Monsieur le Président, je suis heureux de prendre part au débat sur le projet de loi C-88, Loi modifiant la Loi sur la gestion des ressources de la vallée du Mackenzie et la Loi fédérale sur les hydrocarbures.
Ce projet de loi, comme beaucoup d'autres dont la Chambre a été saisie, est débattu et adopté à toute vapeur par la Chambre durant les derniers jours de la session, avant que l'ajournement pour l'été. Il importe de souligner que le projet de loi a seulement été étudié lors d'une réunion du comité des affaires autochtones et du Nord avant la tenue de l'étude article par article. Ainsi, nous n'avons pas entendu de témoignages d'intervenants comme l'Inuvialuit Regional Corporation, l'Association canadienne des producteurs pétroliers et la Chambre de commerce des Territoires du Nord-Ouest.
Récemment, nous avons été témoins de retards législatifs pour d'autres projets de loi importants, comme le projet de loi C-92, qui a été adopté à l'étape de la troisième lecture par la Chambre le 3 juin, la semaine dernière. Il est tout à fait inacceptable que les libéraux aient si mal géré leur calendrier législatif pour ce qui est des projets de loi dont nous sommes saisis actuellement, à quelques jours de la fin de la session.
Le projet de loi C-88 fait partie d'une longue tradition des libéraux, qui consiste à faire disparaître l'exploitation des ressources naturelles au pays. Le projet de loi modifie le paragraphe 12(1) de la Loi fédérale sur les hydrocarbures, pour que le gouverneur en conseil puisse arbitrairement interdire les activités pétrolières et gazières dans les zones extracôtières de l'Arctique. En vertu de cette mesure législative, le gouvernement n'aurait qu'à évoquer l'intérêt national pour interdire l'exploitation pétrolière et gazière dans la mer de Beaufort. Comme le projet de loi ne définit pas le terme « intérêt national », le gouvernement aurait le pouvoir discrétionnaire absolu d'interdire les activités pétrolières et gazières dans les zones extracôtières de l'Arctique. Les possibilités de développement économique dans le Nord seraient donc limitées et contrôlées par les ministres à Ottawa. Encore une fois, sous l'actuel gouvernement, c'est la devise « Ottawa knows best » qui prime.

## Lignes de données

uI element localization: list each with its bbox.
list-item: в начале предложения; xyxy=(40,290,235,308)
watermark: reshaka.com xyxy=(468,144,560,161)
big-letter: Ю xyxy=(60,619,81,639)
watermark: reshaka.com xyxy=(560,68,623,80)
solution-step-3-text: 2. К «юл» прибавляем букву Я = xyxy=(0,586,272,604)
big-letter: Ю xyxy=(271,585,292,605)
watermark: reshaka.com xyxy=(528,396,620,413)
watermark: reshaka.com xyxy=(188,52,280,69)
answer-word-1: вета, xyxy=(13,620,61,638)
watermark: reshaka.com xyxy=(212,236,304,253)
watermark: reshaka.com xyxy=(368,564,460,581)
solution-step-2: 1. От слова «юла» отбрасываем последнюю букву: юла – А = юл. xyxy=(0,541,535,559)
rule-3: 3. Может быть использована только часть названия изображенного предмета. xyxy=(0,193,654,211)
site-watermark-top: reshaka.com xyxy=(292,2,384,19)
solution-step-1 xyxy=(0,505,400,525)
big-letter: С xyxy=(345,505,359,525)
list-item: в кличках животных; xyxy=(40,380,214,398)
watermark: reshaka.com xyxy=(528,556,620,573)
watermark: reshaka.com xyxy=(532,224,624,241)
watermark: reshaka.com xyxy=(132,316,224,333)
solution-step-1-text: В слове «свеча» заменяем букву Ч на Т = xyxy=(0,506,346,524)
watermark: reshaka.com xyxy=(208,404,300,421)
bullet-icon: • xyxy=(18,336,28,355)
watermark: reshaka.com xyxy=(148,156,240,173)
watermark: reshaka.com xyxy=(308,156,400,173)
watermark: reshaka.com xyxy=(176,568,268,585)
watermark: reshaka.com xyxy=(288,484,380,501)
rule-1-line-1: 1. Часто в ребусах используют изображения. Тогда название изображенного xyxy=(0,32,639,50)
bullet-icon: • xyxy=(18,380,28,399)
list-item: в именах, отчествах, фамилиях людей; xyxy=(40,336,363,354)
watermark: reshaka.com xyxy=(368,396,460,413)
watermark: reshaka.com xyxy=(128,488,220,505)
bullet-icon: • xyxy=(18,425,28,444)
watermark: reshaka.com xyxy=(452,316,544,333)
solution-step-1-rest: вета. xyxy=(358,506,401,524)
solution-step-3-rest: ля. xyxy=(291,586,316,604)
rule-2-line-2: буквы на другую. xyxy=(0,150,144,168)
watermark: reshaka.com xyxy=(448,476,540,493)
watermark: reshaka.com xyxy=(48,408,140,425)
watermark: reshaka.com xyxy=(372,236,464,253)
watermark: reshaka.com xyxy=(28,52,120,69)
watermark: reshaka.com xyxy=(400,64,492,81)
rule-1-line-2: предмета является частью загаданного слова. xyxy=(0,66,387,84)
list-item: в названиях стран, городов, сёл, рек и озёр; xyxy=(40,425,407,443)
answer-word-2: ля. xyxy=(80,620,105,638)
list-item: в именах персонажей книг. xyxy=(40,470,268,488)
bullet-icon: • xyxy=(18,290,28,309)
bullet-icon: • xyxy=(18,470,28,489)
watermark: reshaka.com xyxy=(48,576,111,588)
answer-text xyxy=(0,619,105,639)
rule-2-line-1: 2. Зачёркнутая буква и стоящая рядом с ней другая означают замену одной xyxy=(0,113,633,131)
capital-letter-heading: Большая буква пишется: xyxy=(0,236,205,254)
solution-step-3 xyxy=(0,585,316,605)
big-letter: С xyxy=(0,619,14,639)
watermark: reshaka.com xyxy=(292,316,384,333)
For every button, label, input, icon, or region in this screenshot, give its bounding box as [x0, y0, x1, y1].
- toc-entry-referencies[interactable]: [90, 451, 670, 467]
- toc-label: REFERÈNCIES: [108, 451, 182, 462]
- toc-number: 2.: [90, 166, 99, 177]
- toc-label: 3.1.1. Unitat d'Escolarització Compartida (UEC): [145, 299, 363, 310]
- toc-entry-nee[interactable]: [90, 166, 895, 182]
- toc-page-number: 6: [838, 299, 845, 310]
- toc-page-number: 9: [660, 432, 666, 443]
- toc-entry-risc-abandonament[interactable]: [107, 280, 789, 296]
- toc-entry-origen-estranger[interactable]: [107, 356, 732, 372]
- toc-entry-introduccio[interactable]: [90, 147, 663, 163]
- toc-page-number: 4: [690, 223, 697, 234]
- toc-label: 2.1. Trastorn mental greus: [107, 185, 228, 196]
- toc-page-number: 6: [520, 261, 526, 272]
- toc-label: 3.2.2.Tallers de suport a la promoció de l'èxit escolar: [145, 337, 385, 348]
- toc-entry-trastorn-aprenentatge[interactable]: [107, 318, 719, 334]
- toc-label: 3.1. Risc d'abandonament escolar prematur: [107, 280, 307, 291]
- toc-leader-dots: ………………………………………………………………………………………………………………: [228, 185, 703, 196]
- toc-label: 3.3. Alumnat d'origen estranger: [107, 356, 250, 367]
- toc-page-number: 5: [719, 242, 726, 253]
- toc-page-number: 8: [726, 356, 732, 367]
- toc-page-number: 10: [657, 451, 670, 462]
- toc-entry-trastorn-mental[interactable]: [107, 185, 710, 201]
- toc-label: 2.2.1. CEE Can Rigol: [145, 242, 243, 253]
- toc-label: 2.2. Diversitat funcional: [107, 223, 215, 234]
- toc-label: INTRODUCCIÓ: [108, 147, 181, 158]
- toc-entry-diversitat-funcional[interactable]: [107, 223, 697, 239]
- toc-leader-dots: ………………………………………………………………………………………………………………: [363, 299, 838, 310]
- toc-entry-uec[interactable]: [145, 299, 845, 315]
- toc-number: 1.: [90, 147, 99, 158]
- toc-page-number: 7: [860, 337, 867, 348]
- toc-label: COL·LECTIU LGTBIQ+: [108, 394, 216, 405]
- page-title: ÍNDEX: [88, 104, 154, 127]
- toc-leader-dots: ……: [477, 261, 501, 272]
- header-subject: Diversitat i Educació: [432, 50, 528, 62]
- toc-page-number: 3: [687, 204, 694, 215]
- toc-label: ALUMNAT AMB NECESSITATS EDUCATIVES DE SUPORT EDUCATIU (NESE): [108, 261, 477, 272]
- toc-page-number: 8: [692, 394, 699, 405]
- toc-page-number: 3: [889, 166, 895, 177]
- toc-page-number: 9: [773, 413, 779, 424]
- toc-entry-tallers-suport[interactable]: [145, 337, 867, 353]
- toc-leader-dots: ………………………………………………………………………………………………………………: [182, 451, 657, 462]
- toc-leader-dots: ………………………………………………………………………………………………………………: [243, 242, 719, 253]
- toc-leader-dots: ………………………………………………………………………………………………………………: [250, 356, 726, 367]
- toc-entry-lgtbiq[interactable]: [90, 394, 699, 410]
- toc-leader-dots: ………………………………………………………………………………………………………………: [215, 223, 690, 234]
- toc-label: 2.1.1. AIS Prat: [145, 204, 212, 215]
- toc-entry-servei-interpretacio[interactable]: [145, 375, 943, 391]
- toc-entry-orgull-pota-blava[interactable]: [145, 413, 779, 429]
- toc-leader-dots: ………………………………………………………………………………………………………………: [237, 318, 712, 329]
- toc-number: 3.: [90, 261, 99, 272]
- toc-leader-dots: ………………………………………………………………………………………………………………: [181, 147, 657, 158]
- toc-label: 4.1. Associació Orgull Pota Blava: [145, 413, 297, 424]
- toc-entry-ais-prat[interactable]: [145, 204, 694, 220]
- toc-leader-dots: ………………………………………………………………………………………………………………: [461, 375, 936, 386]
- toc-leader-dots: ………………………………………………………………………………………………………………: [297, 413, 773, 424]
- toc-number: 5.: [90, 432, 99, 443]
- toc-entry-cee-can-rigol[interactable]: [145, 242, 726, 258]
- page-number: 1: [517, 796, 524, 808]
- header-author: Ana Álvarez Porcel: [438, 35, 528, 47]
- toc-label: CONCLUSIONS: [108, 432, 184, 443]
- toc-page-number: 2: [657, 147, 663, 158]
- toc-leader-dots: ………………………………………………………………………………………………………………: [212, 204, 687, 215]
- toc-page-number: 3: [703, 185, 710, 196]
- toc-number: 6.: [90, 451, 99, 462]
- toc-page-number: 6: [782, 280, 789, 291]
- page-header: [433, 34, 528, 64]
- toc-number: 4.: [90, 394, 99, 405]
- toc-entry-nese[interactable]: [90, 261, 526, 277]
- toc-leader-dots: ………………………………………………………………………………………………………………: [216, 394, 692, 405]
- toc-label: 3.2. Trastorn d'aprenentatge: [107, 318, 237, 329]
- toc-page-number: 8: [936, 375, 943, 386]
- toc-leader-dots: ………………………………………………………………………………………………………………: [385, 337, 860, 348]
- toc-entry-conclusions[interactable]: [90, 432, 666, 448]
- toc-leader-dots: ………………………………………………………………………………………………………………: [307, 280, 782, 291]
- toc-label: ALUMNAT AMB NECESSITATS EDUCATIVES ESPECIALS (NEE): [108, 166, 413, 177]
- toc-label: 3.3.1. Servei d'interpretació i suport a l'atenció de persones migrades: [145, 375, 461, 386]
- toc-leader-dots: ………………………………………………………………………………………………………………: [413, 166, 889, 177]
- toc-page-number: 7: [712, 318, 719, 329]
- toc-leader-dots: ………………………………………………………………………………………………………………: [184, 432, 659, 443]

## Travail demandé
(a) Dans le discours sur le projet de loi C-88, quel paragraphe de la Loi fédérale sur les hydrocarbures le projet de loi modifie-t-il ?
(b) Poursuivez le discours sur le projet de loi C-88 après sa dernière phrase.
Les lignes ci-dessus ne sont pas nécessaires.

## Réponses rédigées
(a) Le paragraphe 12(1).

(b)
Nous avons déjà vu les libéraux révéler leur paternalisme quand il était question des débouchés économiques pour les collectivités du Nord. Il suffit de remonter à décembre 2016; pendant que le premier ministre était à Washington, il a annoncé qu'il y aurait un moratoire sur l'exploitation du pétrole et du gaz naturel dans la mer de Beaufort. Non, il n'était pas dans le Nord du Canada. Il était en fait en compagnie du président Obama à Washington.
Aucune consultation n'a été tenue avec le gouvernement des Territoires du Nord-Ouest avant l'annonce de ce moratoire à Washington. En fait, les dirigeants territoriaux de l'époque ont reçu moins d'une demi-heure de préavis avant que le premier ministre déclare le moratoire, aux États-Unis — le plus loin possible du Nord canadien.
En instaurant unilatéralement un moratoire sur l'exploitation du pétrole et du gaz naturel dans la mer de Beaufort, les libéraux disent aux collectivités du Nord qu'Ottawa est la mieux placée pour prendre cette décision. Par leurs actions, les libéraux disent que les habitants du Nord n'ont pas le droit de profiter de leurs propres possibilités économiques sans l'approbation du gouvernement fédéral actuel.
Nous avons entendu de nombreux témoins en comité nous parler des répercussions dévastatrices du moratoire imposé par les libéraux aux habitants du Nord. Wally Schumann, le ministre de l'Industrie, du Tourisme et de l'Investissement et ministre de l'Infrastructure des Territoires du Nord-Ouest, a déclaré ce qui suit à ce sujet:
J'imagine que nous pouvons être vraiment francs devant le Comité.
Initialement, lorsqu'il a été mis en place, nous n'avons pas vraiment reçu un préavis concernant toute la question du moratoire et du potentiel dans la mer de Beaufort. Il y avait des millions et des millions — peut-être même des milliards — de dollars de dépôts de soumission et de baux fonciers là-haut. Le moratoire a éliminé tout espoir que nous avions de mettre en valeur la mer de Beaufort.
Merven Gruben, maire de Tuktoyaktuk, s'est lui aussi prononcé sur la question. Il était très déçu par la décision unilatérale des libéraux de déclarer un moratoire touchant les habitants du Nord. Il s'est dit très préoccupé par l'impact d'une telle interdiction sur les habitants de sa collectivité. Il a dit:
Il est si facile, assis ici, de juger les gens qui vivent à 3 500 kilomètres et de prendre des décisions en leur nom, particulièrement en ce qui concerne le moratoire imposé dans la mer de Beaufort. Ce moratoire devrait être levé, merci beaucoup. Cela permettrait de reprendre les activités et de donner des emplois, de la formation et tout ce que nous voulons à notre population.
Malheureusement, les libéraux s'entêtent à faire la sourde oreille aux habitants du Nord, et ce sont les collectivités qui se retrouvent à devoir faire les frais de l'arrogance des libéraux. Il ne fait absolument aucun doute que le projet de loi C-88 n'est qu'une nouvelle façon pour le gouvernement libéral de créer la discorde dans le dossier de l'extraction pétrolière et gazière. Pour quelle autre raison le Cabinet se donnerait-il l'autorité de faire entrave au développement économique et chercherait-il à alourdir de plus belle les formalités administratives auxquelles sont soumis les promoteurs de projets énergétiques?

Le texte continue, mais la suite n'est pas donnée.